Exercise prompt ▸
Extract each line where the string "Otaihape" shows up.

Input rows ▸
______

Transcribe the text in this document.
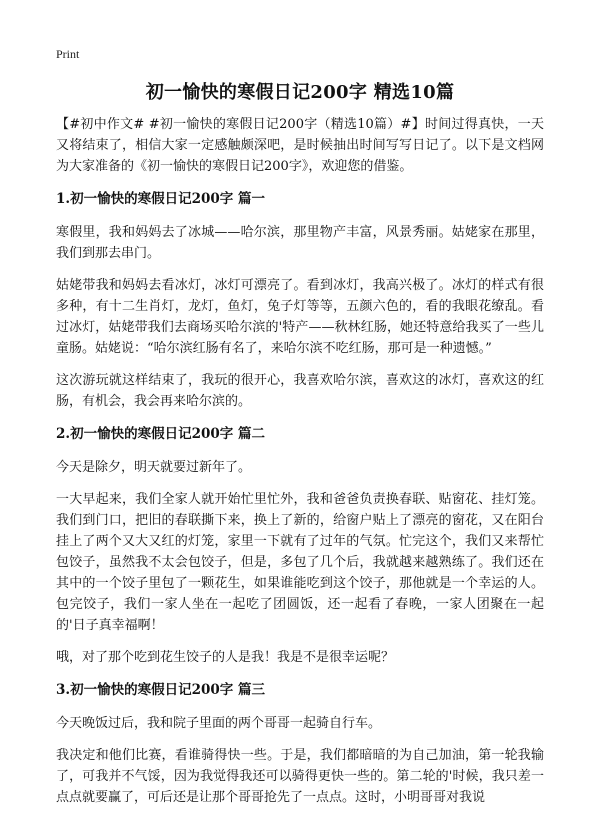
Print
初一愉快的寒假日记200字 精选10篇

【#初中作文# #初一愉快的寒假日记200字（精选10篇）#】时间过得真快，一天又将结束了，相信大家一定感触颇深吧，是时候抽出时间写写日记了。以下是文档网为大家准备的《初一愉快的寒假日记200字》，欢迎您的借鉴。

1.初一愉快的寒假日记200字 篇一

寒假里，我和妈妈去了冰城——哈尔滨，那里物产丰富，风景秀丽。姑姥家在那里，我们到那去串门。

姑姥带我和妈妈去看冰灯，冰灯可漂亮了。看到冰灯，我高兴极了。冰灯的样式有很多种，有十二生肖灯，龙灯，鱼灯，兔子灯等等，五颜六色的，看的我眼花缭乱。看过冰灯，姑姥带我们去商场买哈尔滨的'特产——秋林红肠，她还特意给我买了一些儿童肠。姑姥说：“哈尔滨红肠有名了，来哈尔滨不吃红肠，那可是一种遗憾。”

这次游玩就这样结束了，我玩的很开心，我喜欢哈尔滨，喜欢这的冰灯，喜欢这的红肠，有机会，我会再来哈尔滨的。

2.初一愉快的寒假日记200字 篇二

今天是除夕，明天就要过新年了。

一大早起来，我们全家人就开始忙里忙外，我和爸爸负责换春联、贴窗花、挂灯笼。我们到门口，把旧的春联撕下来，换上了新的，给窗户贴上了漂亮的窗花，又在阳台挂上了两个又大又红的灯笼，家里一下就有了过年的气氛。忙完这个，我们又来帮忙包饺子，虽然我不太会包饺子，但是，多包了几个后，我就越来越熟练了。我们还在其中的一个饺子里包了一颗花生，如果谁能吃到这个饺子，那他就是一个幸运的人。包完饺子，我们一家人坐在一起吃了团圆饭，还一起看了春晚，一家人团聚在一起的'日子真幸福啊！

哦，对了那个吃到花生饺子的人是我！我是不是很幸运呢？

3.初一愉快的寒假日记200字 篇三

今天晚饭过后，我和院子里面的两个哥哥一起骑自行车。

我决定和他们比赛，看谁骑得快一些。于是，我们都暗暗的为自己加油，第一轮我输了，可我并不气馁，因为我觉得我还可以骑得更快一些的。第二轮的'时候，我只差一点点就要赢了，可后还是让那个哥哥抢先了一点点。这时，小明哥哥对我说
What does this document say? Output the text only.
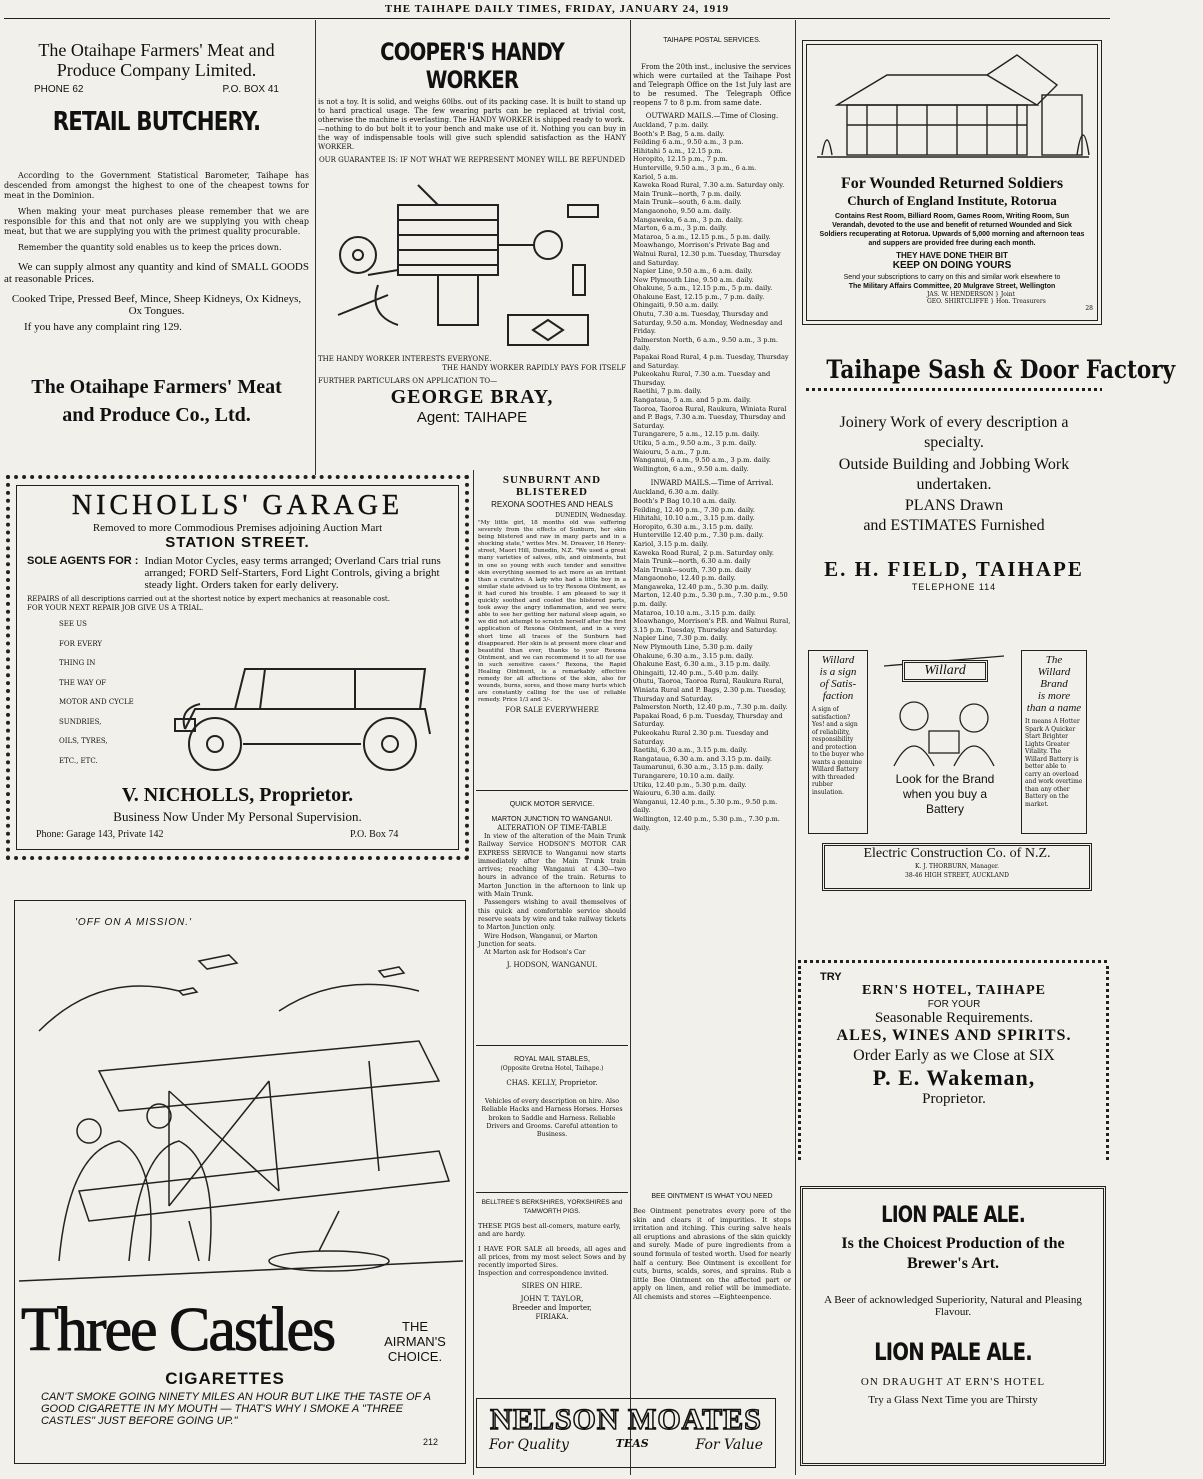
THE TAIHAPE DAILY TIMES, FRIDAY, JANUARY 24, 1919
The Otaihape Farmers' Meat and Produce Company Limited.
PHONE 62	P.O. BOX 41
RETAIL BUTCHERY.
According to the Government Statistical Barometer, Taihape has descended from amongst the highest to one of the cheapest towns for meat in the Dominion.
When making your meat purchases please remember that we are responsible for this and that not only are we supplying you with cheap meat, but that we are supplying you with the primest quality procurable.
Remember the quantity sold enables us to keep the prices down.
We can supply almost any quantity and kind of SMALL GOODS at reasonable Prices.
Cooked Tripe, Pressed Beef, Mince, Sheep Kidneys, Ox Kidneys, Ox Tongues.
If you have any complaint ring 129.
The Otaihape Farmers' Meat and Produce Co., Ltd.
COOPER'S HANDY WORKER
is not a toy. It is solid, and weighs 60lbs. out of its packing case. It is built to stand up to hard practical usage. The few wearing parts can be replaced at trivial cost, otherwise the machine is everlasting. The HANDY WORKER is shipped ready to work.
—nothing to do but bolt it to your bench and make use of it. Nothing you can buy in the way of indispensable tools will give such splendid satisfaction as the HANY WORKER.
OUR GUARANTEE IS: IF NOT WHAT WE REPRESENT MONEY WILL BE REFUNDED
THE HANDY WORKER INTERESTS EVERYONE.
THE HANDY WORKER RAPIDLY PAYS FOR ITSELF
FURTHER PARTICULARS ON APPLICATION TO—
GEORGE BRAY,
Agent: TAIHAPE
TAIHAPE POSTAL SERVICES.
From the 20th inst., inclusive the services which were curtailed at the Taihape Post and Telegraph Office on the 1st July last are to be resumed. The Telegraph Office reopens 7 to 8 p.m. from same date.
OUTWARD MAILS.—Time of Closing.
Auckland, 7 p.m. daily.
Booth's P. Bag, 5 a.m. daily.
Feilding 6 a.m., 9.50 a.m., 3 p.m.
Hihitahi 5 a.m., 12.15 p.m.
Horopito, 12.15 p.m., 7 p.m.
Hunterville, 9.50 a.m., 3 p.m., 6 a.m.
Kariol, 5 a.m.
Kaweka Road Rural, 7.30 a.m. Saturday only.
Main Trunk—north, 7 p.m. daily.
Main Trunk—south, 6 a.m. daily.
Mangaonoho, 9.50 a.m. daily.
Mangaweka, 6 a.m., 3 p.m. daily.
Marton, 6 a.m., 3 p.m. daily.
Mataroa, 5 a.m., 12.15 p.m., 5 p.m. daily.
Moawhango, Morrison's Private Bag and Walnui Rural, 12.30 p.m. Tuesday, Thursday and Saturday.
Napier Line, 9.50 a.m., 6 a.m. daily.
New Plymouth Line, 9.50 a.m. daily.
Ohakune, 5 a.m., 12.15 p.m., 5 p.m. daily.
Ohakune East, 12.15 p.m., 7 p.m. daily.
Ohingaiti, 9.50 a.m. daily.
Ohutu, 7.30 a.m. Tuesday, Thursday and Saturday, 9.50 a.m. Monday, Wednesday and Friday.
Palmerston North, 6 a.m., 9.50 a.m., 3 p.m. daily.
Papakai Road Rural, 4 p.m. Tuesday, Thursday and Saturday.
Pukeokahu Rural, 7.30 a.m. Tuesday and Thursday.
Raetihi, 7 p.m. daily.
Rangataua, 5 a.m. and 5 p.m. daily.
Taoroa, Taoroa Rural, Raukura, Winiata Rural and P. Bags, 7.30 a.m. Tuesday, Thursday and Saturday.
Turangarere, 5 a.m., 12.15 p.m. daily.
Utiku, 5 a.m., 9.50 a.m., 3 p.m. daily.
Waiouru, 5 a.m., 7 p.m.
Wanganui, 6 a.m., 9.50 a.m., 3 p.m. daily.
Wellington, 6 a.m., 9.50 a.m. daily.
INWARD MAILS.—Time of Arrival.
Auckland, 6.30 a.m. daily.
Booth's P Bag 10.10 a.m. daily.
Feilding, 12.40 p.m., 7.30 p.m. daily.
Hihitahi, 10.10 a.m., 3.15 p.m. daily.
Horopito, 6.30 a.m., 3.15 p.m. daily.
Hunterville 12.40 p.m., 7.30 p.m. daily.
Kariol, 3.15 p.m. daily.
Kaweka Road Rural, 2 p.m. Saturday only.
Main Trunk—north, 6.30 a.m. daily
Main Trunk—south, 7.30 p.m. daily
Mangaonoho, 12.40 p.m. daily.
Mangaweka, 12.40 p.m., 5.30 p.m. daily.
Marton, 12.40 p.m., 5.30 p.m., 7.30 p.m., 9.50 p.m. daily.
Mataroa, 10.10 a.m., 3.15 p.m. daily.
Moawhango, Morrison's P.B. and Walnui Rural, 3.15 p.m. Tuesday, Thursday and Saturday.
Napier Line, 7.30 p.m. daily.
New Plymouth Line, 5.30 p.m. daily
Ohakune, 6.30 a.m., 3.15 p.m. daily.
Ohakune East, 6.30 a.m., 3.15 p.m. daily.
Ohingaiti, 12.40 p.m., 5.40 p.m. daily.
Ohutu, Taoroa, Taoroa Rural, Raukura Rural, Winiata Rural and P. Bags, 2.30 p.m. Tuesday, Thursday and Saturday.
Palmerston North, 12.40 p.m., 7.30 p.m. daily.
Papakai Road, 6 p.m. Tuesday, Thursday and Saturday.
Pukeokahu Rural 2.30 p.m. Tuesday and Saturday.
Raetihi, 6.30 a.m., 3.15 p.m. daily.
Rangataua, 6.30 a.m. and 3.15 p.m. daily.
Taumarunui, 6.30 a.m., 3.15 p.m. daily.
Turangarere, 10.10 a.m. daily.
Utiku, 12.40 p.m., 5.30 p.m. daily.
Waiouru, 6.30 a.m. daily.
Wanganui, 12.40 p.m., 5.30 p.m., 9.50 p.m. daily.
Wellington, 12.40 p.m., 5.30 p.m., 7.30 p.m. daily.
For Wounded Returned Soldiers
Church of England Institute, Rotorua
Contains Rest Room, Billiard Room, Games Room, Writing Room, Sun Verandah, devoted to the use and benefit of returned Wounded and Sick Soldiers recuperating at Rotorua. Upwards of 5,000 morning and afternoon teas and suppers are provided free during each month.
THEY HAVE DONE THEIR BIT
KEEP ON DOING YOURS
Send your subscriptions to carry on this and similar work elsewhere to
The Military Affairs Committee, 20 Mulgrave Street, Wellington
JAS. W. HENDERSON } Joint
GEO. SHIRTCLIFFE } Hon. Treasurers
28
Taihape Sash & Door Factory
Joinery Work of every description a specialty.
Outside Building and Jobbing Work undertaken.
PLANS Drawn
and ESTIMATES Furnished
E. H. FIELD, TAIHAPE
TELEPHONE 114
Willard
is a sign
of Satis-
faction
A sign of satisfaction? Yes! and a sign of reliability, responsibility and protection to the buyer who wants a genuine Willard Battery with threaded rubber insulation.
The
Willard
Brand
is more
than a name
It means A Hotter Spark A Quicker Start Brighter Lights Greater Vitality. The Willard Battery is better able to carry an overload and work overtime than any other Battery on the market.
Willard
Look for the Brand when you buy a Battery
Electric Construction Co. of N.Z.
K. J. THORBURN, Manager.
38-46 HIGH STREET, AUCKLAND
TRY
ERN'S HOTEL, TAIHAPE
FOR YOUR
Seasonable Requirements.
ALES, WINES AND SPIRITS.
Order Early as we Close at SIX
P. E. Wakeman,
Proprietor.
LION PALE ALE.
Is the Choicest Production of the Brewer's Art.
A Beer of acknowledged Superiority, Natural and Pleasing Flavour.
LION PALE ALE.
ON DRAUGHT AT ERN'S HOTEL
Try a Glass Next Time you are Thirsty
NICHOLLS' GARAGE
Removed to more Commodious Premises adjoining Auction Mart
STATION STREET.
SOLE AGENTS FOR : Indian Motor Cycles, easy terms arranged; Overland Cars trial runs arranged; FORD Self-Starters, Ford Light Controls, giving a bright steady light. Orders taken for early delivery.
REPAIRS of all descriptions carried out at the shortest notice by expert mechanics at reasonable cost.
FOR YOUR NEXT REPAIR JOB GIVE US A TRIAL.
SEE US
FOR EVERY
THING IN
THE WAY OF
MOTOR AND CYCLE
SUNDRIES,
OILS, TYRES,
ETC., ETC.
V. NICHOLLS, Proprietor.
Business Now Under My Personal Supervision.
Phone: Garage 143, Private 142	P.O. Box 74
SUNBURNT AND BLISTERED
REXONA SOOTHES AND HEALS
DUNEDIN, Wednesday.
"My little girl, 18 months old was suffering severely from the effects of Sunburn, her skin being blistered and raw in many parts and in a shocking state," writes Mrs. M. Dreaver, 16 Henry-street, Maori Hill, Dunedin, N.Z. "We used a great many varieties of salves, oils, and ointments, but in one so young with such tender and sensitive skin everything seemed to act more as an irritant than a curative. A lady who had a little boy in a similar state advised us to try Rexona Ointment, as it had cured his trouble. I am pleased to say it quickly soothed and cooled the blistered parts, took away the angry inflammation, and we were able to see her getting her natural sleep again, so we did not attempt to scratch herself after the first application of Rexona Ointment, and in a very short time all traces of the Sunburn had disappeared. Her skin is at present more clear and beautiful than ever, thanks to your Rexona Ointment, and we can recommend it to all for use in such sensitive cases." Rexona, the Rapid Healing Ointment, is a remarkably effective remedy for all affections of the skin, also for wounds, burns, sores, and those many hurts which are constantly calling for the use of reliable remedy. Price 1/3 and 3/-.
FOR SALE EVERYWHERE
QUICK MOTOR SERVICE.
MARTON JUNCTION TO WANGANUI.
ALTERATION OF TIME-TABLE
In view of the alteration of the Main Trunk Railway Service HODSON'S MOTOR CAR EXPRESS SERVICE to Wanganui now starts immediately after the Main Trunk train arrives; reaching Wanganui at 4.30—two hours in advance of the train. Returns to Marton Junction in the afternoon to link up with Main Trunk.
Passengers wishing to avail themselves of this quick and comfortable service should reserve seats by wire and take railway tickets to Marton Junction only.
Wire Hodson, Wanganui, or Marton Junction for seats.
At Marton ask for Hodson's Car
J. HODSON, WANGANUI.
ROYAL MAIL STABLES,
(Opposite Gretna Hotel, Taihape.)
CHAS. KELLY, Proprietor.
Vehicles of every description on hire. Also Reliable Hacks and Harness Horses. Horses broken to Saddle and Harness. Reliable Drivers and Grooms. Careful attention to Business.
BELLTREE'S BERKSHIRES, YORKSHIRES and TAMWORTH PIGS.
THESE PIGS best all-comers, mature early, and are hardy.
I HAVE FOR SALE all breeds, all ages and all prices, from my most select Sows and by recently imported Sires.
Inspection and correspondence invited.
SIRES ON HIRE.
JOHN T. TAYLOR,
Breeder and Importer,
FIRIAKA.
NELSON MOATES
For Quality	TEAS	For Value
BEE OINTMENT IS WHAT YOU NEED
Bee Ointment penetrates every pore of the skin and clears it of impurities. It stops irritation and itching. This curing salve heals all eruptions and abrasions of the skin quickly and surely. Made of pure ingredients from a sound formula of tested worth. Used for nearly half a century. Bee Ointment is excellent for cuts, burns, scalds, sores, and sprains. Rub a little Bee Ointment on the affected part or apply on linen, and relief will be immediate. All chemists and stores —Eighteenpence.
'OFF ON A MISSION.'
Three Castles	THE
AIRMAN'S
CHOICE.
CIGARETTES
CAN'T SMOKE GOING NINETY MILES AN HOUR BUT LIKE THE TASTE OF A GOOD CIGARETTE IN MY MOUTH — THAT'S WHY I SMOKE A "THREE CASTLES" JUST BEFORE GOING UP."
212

______

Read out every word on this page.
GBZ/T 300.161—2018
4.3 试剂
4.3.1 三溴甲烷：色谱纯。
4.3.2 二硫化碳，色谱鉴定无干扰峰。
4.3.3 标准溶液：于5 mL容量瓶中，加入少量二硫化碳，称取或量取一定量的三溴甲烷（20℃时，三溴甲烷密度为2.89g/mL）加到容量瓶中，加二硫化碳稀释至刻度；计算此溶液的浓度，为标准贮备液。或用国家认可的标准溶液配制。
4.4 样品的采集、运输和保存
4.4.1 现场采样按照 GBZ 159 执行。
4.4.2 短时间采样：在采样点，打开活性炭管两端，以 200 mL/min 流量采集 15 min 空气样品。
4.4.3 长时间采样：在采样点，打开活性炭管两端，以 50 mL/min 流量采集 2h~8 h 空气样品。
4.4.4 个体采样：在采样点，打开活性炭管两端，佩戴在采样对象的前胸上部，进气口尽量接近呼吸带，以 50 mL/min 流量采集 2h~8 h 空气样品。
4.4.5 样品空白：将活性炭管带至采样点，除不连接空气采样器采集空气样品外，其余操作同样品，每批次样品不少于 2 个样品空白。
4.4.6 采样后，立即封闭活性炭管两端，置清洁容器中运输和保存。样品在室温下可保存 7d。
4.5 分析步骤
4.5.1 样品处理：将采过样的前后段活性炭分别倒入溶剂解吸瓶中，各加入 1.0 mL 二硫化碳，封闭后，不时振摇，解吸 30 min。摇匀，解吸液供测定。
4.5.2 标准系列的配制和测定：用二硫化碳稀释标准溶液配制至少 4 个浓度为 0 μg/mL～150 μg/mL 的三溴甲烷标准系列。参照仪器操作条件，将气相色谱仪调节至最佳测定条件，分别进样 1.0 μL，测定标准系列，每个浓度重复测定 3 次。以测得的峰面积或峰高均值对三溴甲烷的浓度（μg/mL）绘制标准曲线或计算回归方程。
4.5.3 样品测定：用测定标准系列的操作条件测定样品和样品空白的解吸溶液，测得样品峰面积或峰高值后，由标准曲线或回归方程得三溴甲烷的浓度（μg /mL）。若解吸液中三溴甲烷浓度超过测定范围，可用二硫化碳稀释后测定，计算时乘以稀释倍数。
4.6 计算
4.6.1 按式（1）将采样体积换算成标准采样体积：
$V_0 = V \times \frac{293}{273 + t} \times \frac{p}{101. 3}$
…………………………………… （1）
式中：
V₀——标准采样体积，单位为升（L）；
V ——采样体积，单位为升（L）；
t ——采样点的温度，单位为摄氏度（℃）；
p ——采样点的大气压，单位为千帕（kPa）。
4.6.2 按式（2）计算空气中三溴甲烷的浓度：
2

______

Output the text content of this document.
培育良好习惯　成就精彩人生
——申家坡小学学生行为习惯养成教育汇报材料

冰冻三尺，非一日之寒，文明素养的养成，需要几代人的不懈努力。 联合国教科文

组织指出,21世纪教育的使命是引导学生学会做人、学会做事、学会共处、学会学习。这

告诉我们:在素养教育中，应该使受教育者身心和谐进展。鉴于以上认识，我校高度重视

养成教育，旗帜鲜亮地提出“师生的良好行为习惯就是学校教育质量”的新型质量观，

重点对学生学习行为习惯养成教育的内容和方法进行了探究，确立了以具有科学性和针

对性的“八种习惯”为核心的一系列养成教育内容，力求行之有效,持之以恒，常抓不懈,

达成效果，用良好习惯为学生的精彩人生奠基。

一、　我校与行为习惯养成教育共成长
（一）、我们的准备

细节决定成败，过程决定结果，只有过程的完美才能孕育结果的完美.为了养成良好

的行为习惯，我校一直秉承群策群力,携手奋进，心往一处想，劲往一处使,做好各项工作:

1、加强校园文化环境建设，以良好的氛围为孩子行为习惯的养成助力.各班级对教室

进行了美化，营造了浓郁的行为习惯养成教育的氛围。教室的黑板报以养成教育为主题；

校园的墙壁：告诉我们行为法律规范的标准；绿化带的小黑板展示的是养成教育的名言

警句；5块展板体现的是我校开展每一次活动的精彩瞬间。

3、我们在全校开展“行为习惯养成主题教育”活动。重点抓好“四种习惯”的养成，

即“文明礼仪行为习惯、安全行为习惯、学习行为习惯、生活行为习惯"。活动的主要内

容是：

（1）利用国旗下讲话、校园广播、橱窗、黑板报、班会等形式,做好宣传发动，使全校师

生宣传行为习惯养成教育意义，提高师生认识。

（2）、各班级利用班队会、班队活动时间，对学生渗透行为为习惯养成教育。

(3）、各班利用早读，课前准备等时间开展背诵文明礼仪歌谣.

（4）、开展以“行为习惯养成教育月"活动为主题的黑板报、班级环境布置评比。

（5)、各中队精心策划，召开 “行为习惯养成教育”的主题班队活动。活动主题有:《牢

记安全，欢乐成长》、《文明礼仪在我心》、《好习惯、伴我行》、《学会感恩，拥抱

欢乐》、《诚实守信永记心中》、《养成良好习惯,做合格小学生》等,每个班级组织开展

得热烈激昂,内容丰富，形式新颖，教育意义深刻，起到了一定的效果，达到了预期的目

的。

______

Solution for this problem ▸
The Otaihape Farmers' Meat and Produce Company Limited.
The Otaihape Farmers' Meat and Produce Co., Ltd.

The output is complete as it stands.